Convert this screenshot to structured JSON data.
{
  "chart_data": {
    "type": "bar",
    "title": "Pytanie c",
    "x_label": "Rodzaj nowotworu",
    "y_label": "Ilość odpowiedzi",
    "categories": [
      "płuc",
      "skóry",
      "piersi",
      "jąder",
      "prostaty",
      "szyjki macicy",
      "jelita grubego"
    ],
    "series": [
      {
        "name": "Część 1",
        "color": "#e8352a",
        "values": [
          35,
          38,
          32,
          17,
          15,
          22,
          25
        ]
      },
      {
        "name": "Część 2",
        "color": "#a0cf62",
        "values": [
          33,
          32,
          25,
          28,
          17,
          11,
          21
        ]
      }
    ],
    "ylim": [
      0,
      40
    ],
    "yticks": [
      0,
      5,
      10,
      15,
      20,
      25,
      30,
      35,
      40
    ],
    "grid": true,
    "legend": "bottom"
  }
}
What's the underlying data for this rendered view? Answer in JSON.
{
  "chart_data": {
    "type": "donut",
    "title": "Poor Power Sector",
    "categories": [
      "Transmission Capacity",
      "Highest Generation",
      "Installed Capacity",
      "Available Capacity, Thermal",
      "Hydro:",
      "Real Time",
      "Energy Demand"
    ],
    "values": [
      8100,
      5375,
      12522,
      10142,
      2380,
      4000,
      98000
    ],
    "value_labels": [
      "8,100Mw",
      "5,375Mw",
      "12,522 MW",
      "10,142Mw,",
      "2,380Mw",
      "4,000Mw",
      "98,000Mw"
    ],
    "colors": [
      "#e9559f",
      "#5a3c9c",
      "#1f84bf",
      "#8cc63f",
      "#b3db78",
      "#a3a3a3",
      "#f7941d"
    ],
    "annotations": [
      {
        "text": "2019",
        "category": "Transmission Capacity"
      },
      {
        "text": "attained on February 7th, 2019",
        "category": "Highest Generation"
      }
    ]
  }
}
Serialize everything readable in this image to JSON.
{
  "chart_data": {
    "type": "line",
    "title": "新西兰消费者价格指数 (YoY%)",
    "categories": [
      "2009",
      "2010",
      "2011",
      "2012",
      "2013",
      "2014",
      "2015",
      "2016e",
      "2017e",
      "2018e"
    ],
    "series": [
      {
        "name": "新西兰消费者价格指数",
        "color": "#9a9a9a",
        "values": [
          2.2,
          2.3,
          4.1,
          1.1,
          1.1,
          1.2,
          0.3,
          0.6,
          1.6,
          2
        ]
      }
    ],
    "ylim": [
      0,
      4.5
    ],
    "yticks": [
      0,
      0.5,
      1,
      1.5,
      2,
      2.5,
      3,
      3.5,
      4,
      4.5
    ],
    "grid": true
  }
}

---+---

TASK INSTRUCTIONS:
Each line above that includes "title" should be shown.

WORKED ANSWER:
    "title": "Pytanie c",
    "title": "Poor Power Sector",
    "title": "新西兰消费者价格指数 (YoY%)",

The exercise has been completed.